» **Short task**: Bring together all lines of the material below that contain the string "icon".

» **Records for this exercise**:
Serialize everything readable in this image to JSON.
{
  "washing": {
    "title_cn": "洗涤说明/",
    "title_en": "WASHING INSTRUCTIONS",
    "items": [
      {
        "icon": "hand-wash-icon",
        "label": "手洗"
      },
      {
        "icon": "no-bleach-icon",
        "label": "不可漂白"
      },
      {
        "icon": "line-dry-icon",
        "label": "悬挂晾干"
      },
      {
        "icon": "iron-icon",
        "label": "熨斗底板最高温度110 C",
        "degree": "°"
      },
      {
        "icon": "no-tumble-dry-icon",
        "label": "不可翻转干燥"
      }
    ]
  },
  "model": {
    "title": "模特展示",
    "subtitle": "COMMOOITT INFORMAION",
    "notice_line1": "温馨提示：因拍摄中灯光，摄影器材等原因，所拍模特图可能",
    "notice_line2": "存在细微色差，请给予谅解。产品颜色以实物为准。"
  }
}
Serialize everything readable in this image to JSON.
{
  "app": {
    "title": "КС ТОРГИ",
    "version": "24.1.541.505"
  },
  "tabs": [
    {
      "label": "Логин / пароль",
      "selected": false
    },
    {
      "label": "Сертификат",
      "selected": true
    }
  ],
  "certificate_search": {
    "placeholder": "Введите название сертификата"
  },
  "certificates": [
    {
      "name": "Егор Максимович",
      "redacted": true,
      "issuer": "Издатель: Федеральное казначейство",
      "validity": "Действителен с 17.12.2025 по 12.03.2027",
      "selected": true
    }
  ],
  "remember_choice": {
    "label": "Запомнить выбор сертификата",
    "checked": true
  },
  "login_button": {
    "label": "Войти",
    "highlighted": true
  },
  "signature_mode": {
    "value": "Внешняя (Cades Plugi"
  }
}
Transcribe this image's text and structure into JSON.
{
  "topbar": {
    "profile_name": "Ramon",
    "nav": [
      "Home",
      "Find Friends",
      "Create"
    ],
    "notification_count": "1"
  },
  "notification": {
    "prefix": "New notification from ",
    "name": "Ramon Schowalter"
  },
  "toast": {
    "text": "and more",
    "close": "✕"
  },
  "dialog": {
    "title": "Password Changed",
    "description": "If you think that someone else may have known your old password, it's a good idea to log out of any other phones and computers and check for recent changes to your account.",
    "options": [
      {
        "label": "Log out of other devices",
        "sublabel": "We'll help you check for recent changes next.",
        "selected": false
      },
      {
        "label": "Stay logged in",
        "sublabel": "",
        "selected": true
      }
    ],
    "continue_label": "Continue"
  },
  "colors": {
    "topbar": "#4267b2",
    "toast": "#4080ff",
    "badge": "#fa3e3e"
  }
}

» **Answer**:
        "icon": "hand-wash-icon",
        "icon": "no-bleach-icon",
        "icon": "line-dry-icon",
        "icon": "iron-icon",
        "icon": "no-tumble-dry-icon",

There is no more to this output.